◆ GIVEN RECORDS:
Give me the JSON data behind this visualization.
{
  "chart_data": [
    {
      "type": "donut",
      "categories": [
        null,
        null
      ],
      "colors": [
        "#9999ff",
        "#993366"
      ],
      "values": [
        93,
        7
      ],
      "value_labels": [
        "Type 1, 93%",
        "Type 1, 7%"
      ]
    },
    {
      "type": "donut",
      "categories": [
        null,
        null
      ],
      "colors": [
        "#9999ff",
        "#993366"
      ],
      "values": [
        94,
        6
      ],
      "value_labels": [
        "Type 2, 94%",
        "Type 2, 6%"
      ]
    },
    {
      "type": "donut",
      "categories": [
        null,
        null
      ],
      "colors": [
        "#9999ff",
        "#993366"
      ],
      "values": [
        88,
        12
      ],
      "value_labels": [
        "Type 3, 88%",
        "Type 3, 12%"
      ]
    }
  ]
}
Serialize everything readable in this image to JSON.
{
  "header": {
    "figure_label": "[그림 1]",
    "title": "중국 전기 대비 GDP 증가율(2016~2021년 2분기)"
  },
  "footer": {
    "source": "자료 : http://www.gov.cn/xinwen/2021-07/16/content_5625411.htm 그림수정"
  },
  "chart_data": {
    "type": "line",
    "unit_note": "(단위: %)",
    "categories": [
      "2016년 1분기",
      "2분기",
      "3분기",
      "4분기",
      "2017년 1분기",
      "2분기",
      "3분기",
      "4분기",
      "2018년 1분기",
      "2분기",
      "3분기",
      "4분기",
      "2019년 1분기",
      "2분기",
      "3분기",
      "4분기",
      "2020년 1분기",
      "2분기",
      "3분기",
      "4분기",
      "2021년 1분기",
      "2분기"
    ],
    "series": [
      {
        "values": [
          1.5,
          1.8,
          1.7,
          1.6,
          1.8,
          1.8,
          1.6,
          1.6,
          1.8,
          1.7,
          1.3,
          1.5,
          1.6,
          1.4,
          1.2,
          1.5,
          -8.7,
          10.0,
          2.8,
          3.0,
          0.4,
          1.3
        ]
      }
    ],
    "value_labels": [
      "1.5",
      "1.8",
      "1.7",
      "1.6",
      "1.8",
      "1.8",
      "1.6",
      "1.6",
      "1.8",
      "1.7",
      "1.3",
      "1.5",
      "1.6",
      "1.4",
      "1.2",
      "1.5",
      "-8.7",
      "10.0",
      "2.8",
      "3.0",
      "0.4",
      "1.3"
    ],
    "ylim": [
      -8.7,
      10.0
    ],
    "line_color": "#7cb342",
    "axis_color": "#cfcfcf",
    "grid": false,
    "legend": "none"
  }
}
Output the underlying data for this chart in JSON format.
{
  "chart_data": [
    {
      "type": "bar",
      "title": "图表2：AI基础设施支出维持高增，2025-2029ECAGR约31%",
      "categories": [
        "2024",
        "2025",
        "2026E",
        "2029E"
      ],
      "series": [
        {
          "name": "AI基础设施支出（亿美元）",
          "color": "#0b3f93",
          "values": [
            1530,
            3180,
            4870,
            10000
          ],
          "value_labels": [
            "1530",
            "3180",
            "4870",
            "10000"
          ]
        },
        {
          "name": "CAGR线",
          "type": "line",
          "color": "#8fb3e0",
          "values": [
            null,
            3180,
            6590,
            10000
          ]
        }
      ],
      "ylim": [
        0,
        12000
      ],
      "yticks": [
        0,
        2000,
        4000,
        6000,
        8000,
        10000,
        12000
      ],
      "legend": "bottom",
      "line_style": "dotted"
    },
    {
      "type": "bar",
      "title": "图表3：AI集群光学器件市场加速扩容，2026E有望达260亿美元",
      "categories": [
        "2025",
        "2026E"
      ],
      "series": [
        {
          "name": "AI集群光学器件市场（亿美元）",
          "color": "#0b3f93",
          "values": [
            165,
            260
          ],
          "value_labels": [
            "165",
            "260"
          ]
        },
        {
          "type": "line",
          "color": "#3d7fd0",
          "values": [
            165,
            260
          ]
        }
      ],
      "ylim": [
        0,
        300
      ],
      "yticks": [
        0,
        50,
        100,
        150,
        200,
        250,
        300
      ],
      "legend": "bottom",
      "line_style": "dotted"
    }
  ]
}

◆ JOB:
Set down every record above exactly as given.

◆ FINAL RESULT:
Give me the JSON data behind this visualization.
{
  "chart_data": [
    {
      "type": "donut",
      "categories": [
        null,
        null
      ],
      "colors": [
        "#9999ff",
        "#993366"
      ],
      "values": [
        93,
        7
      ],
      "value_labels": [
        "Type 1, 93%",
        "Type 1, 7%"
      ]
    },
    {
      "type": "donut",
      "categories": [
        null,
        null
      ],
      "colors": [
        "#9999ff",
        "#993366"
      ],
      "values": [
        94,
        6
      ],
      "value_labels": [
        "Type 2, 94%",
        "Type 2, 6%"
      ]
    },
    {
      "type": "donut",
      "categories": [
        null,
        null
      ],
      "colors": [
        "#9999ff",
        "#993366"
      ],
      "values": [
        88,
        12
      ],
      "value_labels": [
        "Type 3, 88%",
        "Type 3, 12%"
      ]
    }
  ]
}
Serialize everything readable in this image to JSON.
{
  "header": {
    "figure_label": "[그림 1]",
    "title": "중국 전기 대비 GDP 증가율(2016~2021년 2분기)"
  },
  "footer": {
    "source": "자료 : http://www.gov.cn/xinwen/2021-07/16/content_5625411.htm 그림수정"
  },
  "chart_data": {
    "type": "line",
    "unit_note": "(단위: %)",
    "categories": [
      "2016년 1분기",
      "2분기",
      "3분기",
      "4분기",
      "2017년 1분기",
      "2분기",
      "3분기",
      "4분기",
      "2018년 1분기",
      "2분기",
      "3분기",
      "4분기",
      "2019년 1분기",
      "2분기",
      "3분기",
      "4분기",
      "2020년 1분기",
      "2분기",
      "3분기",
      "4분기",
      "2021년 1분기",
      "2분기"
    ],
    "series": [
      {
        "values": [
          1.5,
          1.8,
          1.7,
          1.6,
          1.8,
          1.8,
          1.6,
          1.6,
          1.8,
          1.7,
          1.3,
          1.5,
          1.6,
          1.4,
          1.2,
          1.5,
          -8.7,
          10.0,
          2.8,
          3.0,
          0.4,
          1.3
        ]
      }
    ],
    "value_labels": [
      "1.5",
      "1.8",
      "1.7",
      "1.6",
      "1.8",
      "1.8",
      "1.6",
      "1.6",
      "1.8",
      "1.7",
      "1.3",
      "1.5",
      "1.6",
      "1.4",
      "1.2",
      "1.5",
      "-8.7",
      "10.0",
      "2.8",
      "3.0",
      "0.4",
      "1.3"
    ],
    "ylim": [
      -8.7,
      10.0
    ],
    "line_color": "#7cb342",
    "axis_color": "#cfcfcf",
    "grid": false,
    "legend": "none"
  }
}
Output the underlying data for this chart in JSON format.
{
  "chart_data": [
    {
      "type": "bar",
      "title": "图表2：AI基础设施支出维持高增，2025-2029ECAGR约31%",
      "categories": [
        "2024",
        "2025",
        "2026E",
        "2029E"
      ],
      "series": [
        {
          "name": "AI基础设施支出（亿美元）",
          "color": "#0b3f93",
          "values": [
            1530,
            3180,
            4870,
            10000
          ],
          "value_labels": [
            "1530",
            "3180",
            "4870",
            "10000"
          ]
        },
        {
          "name": "CAGR线",
          "type": "line",
          "color": "#8fb3e0",
          "values": [
            null,
            3180,
            6590,
            10000
          ]
        }
      ],
      "ylim": [
        0,
        12000
      ],
      "yticks": [
        0,
        2000,
        4000,
        6000,
        8000,
        10000,
        12000
      ],
      "legend": "bottom",
      "line_style": "dotted"
    },
    {
      "type": "bar",
      "title": "图表3：AI集群光学器件市场加速扩容，2026E有望达260亿美元",
      "categories": [
        "2025",
        "2026E"
      ],
      "series": [
        {
          "name": "AI集群光学器件市场（亿美元）",
          "color": "#0b3f93",
          "values": [
            165,
            260
          ],
          "value_labels": [
            "165",
            "260"
          ]
        },
        {
          "type": "line",
          "color": "#3d7fd0",
          "values": [
            165,
            260
          ]
        }
      ],
      "ylim": [
        0,
        300
      ],
      "yticks": [
        0,
        50,
        100,
        150,
        200,
        250,
        300
      ],
      "legend": "bottom",
      "line_style": "dotted"
    }
  ]
}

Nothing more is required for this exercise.